WHAT YOU NEED TO DO.
Copy each of the rows below word for word, but leave out the pictures.
==============================
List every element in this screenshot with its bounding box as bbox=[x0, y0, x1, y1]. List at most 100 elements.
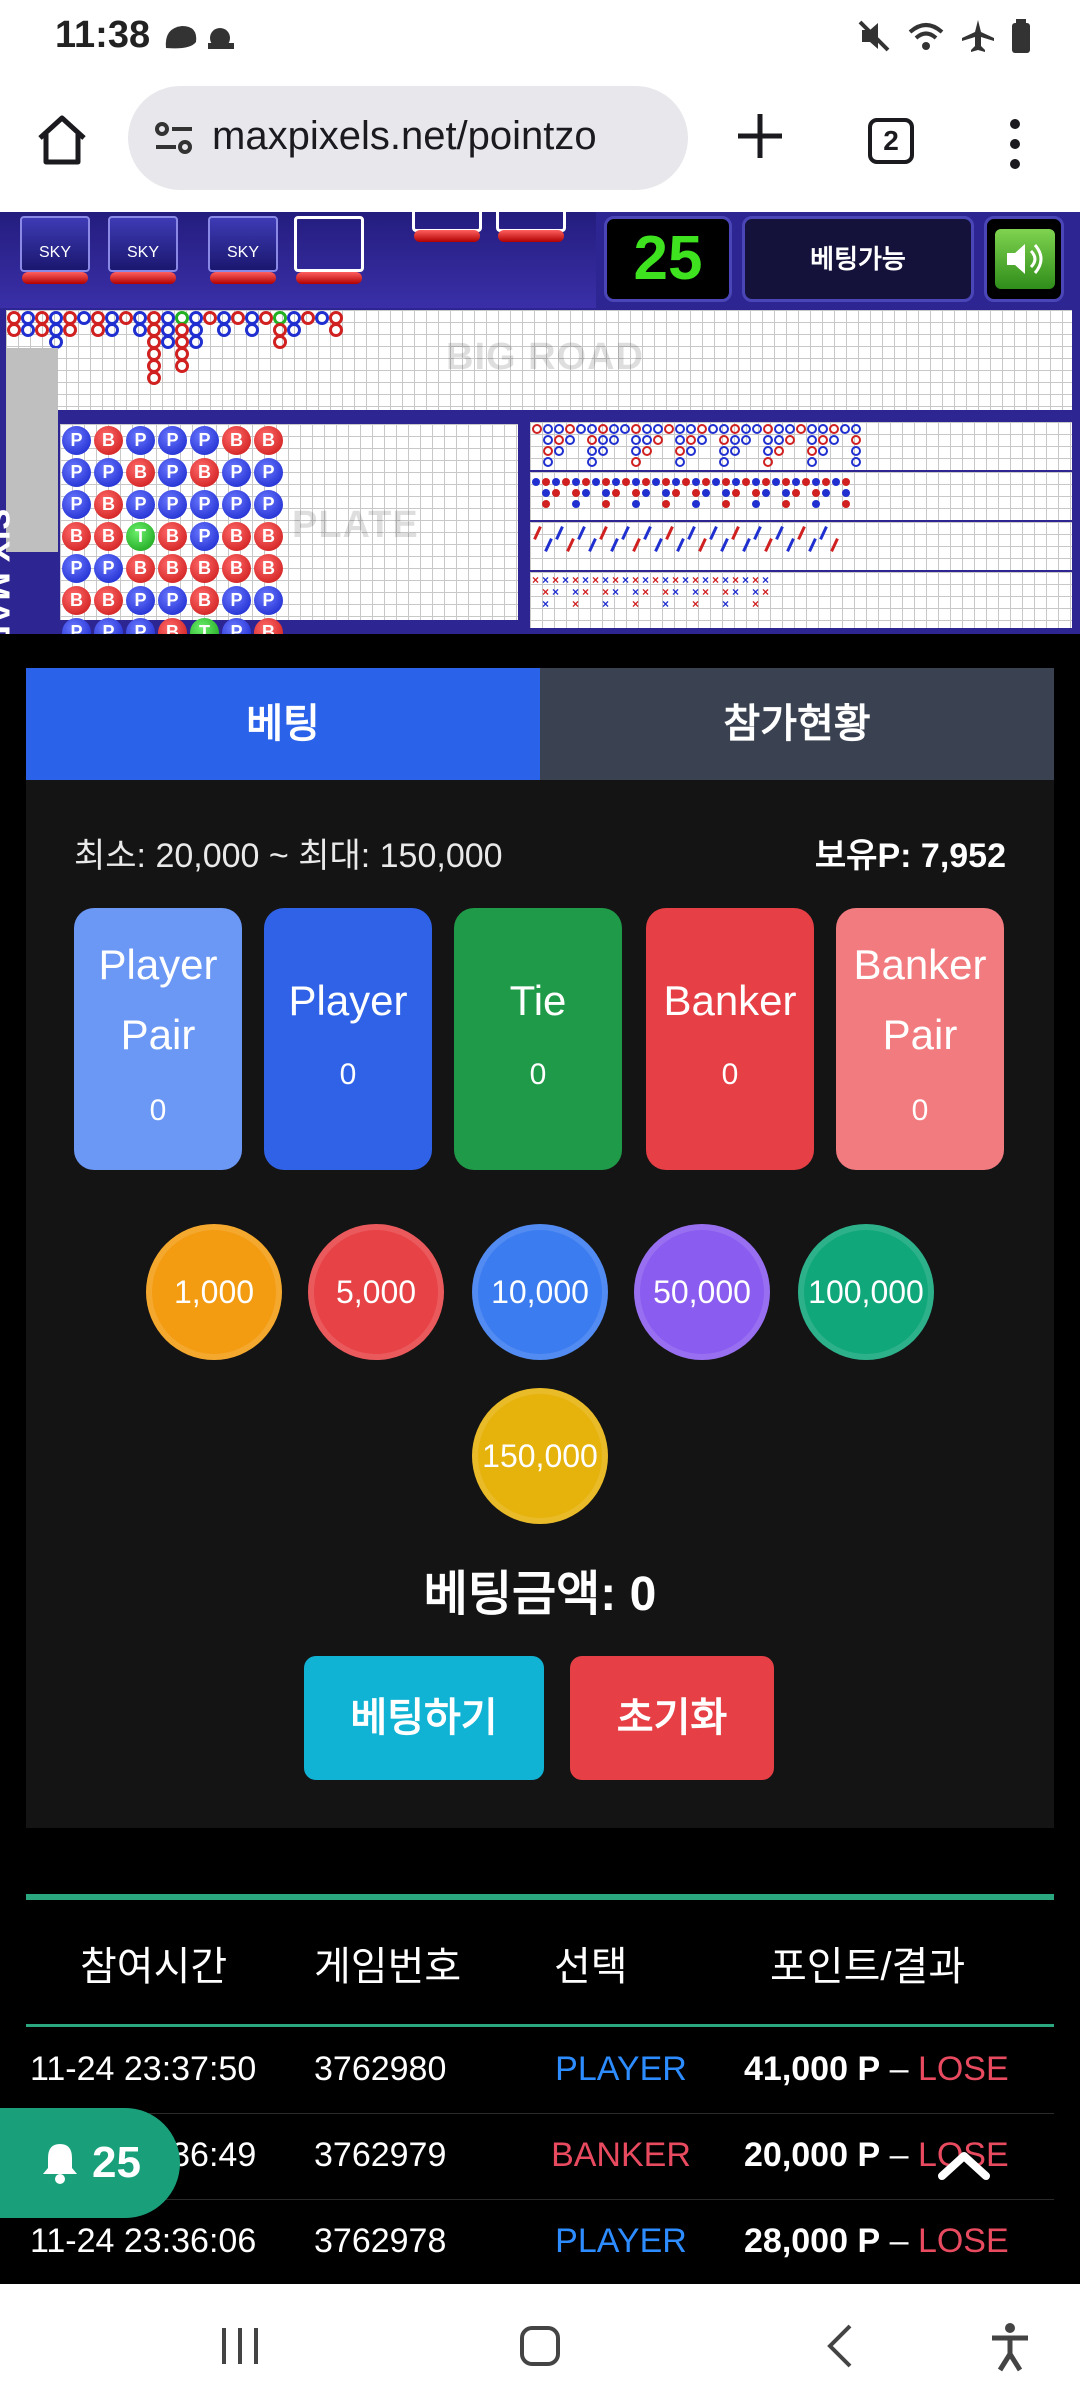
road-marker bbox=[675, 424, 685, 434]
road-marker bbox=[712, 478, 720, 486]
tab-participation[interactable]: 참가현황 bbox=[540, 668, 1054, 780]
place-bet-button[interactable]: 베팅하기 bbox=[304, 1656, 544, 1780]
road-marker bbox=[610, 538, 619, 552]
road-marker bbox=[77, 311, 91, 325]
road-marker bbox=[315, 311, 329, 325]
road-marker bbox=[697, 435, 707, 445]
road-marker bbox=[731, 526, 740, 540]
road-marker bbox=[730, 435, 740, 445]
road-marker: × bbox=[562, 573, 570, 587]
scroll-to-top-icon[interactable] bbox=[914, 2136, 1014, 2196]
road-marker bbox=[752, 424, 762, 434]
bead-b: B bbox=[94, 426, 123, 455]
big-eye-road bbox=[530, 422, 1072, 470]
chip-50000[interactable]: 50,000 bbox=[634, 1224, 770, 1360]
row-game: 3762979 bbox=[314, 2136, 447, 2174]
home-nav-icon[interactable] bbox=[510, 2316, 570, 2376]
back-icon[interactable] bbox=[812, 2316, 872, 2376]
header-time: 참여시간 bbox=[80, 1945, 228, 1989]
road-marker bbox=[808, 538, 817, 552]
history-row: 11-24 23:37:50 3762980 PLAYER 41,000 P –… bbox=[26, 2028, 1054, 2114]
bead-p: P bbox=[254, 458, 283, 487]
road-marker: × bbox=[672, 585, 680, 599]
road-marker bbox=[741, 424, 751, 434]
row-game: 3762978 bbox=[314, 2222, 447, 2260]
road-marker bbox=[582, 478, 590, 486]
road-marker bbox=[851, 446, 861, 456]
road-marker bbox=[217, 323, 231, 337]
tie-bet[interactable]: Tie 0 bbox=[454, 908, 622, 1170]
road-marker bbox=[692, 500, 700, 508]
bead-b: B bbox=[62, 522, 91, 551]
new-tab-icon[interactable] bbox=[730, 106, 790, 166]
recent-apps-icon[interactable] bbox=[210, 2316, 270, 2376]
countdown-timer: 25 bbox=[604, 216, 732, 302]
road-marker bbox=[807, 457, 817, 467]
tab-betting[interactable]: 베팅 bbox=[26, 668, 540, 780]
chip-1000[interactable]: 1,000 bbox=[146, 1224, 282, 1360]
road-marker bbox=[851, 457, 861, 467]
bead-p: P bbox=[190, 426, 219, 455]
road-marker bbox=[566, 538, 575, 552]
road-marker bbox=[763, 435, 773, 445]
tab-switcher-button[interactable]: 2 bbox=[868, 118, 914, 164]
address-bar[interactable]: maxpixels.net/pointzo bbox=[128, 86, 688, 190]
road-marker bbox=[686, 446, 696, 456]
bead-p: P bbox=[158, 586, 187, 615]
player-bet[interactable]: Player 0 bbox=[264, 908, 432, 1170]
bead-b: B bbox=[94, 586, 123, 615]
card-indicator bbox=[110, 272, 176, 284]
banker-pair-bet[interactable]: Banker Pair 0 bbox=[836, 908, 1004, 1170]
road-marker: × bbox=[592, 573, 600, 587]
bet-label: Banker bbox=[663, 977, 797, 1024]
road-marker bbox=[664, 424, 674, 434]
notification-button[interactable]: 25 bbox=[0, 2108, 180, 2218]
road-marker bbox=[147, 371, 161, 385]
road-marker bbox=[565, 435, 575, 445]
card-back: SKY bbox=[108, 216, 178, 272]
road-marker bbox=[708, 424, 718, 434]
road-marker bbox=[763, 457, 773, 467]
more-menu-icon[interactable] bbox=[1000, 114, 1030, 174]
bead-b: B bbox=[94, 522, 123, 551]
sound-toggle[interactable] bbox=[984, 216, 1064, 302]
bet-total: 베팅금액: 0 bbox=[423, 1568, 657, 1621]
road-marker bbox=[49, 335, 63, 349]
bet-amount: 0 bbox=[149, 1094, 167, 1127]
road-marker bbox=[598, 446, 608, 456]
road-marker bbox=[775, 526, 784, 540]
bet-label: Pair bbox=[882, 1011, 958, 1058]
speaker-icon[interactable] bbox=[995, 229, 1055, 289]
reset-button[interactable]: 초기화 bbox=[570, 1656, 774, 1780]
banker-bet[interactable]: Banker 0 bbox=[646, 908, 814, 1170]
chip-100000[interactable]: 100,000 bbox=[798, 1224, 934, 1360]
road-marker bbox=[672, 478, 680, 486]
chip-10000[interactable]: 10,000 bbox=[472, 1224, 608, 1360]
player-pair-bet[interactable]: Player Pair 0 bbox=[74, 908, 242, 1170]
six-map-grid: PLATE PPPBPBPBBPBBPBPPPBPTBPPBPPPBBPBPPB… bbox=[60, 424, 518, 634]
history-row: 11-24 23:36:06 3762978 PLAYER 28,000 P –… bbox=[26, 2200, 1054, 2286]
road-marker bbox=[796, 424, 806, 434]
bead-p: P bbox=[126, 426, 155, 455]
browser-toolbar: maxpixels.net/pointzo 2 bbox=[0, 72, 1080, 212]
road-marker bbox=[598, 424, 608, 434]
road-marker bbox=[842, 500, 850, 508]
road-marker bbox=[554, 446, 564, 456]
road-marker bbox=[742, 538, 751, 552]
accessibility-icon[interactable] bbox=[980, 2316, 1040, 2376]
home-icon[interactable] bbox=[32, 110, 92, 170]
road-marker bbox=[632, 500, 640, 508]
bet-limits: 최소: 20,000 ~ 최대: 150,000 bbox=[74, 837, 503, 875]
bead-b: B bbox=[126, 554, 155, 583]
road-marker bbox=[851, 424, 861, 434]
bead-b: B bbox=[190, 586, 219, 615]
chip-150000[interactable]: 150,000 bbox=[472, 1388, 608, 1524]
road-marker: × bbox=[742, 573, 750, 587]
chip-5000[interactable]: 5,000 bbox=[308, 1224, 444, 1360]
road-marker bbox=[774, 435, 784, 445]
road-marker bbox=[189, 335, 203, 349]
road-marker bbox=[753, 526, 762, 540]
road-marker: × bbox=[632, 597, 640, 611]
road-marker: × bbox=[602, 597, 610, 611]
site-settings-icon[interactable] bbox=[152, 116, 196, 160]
==============================
SOLUTION.
List every element in this screenshot with its bounding box as bbox=[x0, y0, x1, y1]. List at most 100 elements.
road-marker bbox=[675, 424, 685, 434]
road-marker bbox=[712, 478, 720, 486]
tab-participation[interactable]: 참가현황 bbox=[540, 668, 1054, 780]
place-bet-button[interactable]: 베팅하기 bbox=[304, 1656, 544, 1780]
road-marker bbox=[610, 538, 619, 552]
road-marker bbox=[77, 311, 91, 325]
road-marker bbox=[315, 311, 329, 325]
road-marker bbox=[697, 435, 707, 445]
road-marker bbox=[731, 526, 740, 540]
road-marker bbox=[730, 435, 740, 445]
road-marker: × bbox=[562, 573, 570, 587]
scroll-to-top-icon[interactable] bbox=[914, 2136, 1014, 2196]
road-marker bbox=[752, 424, 762, 434]
bead-b: B bbox=[94, 426, 123, 455]
big-eye-road bbox=[530, 422, 1072, 470]
chip-50000[interactable]: 50,000 bbox=[634, 1224, 770, 1360]
row-game: 3762979 bbox=[314, 2136, 447, 2174]
home-nav-icon[interactable] bbox=[510, 2316, 570, 2376]
back-icon[interactable] bbox=[812, 2316, 872, 2376]
header-time: 참여시간 bbox=[80, 1945, 228, 1989]
road-marker bbox=[808, 538, 817, 552]
history-row: 11-24 23:37:50 3762980 PLAYER 41,000 P –… bbox=[26, 2028, 1054, 2114]
bead-p: P bbox=[254, 458, 283, 487]
road-marker: × bbox=[672, 585, 680, 599]
road-marker bbox=[741, 424, 751, 434]
row-game: 3762978 bbox=[314, 2222, 447, 2260]
road-marker bbox=[582, 478, 590, 486]
road-marker bbox=[851, 446, 861, 456]
road-marker bbox=[217, 323, 231, 337]
tie-bet[interactable]: Tie 0 bbox=[454, 908, 622, 1170]
road-marker bbox=[692, 500, 700, 508]
bead-b: B bbox=[62, 522, 91, 551]
new-tab-icon[interactable] bbox=[730, 106, 790, 166]
recent-apps-icon[interactable] bbox=[210, 2316, 270, 2376]
countdown-timer: 25 bbox=[604, 216, 732, 302]
road-marker bbox=[807, 457, 817, 467]
tab-betting[interactable]: 베팅 bbox=[26, 668, 540, 780]
chip-1000[interactable]: 1,000 bbox=[146, 1224, 282, 1360]
road-marker bbox=[851, 457, 861, 467]
bead-p: P bbox=[190, 426, 219, 455]
road-marker bbox=[566, 538, 575, 552]
road-marker bbox=[763, 435, 773, 445]
tab-switcher-button[interactable]: 2 bbox=[868, 118, 914, 164]
address-bar[interactable]: maxpixels.net/pointzo bbox=[128, 86, 688, 190]
road-marker bbox=[686, 446, 696, 456]
bead-p: P bbox=[158, 586, 187, 615]
player-bet[interactable]: Player 0 bbox=[264, 908, 432, 1170]
bead-b: B bbox=[94, 586, 123, 615]
card-indicator bbox=[110, 272, 176, 284]
banker-pair-bet[interactable]: Banker Pair 0 bbox=[836, 908, 1004, 1170]
road-marker: × bbox=[592, 573, 600, 587]
bet-label: Banker bbox=[663, 977, 797, 1024]
road-marker bbox=[664, 424, 674, 434]
notification-button[interactable]: 25 bbox=[0, 2108, 180, 2218]
road-marker bbox=[147, 371, 161, 385]
road-marker bbox=[565, 435, 575, 445]
card-back: SKY bbox=[108, 216, 178, 272]
road-marker bbox=[708, 424, 718, 434]
road-marker bbox=[763, 457, 773, 467]
more-menu-icon[interactable] bbox=[1000, 114, 1030, 174]
bead-b: B bbox=[94, 522, 123, 551]
sound-toggle[interactable] bbox=[984, 216, 1064, 302]
bet-total: 베팅금액: 0 bbox=[423, 1568, 657, 1621]
road-marker bbox=[49, 335, 63, 349]
bet-amount: 0 bbox=[149, 1094, 167, 1127]
road-marker bbox=[598, 446, 608, 456]
road-marker bbox=[775, 526, 784, 540]
bet-label: Pair bbox=[882, 1011, 958, 1058]
speaker-icon[interactable] bbox=[995, 229, 1055, 289]
reset-button[interactable]: 초기화 bbox=[570, 1656, 774, 1780]
banker-bet[interactable]: Banker 0 bbox=[646, 908, 814, 1170]
chip-100000[interactable]: 100,000 bbox=[798, 1224, 934, 1360]
road-marker bbox=[672, 478, 680, 486]
chip-10000[interactable]: 10,000 bbox=[472, 1224, 608, 1360]
player-pair-bet[interactable]: Player Pair 0 bbox=[74, 908, 242, 1170]
six-map-grid: PLATE PPPBPBPBBPBBPBPPPBPTBPPBPPPBBPBPPB… bbox=[60, 424, 518, 634]
history-row: 11-24 23:36:06 3762978 PLAYER 28,000 P –… bbox=[26, 2200, 1054, 2286]
road-marker bbox=[796, 424, 806, 434]
bead-p: P bbox=[126, 426, 155, 455]
browser-toolbar: maxpixels.net/pointzo 2 bbox=[0, 72, 1080, 212]
road-marker bbox=[598, 424, 608, 434]
road-marker bbox=[842, 500, 850, 508]
road-marker bbox=[554, 446, 564, 456]
road-marker bbox=[742, 538, 751, 552]
accessibility-icon[interactable] bbox=[980, 2316, 1040, 2376]
home-icon[interactable] bbox=[32, 110, 92, 170]
road-marker bbox=[632, 500, 640, 508]
bet-limits: 최소: 20,000 ~ 최대: 150,000 bbox=[74, 837, 503, 875]
bead-b: B bbox=[126, 554, 155, 583]
road-marker bbox=[851, 424, 861, 434]
bead-b: B bbox=[190, 586, 219, 615]
chip-150000[interactable]: 150,000 bbox=[472, 1388, 608, 1524]
road-marker: × bbox=[742, 573, 750, 587]
chip-5000[interactable]: 5,000 bbox=[308, 1224, 444, 1360]
road-marker bbox=[774, 435, 784, 445]
road-marker bbox=[189, 335, 203, 349]
road-marker bbox=[753, 526, 762, 540]
road-marker: × bbox=[632, 597, 640, 611]
road-marker: × bbox=[602, 597, 610, 611]
site-settings-icon[interactable] bbox=[152, 116, 196, 160]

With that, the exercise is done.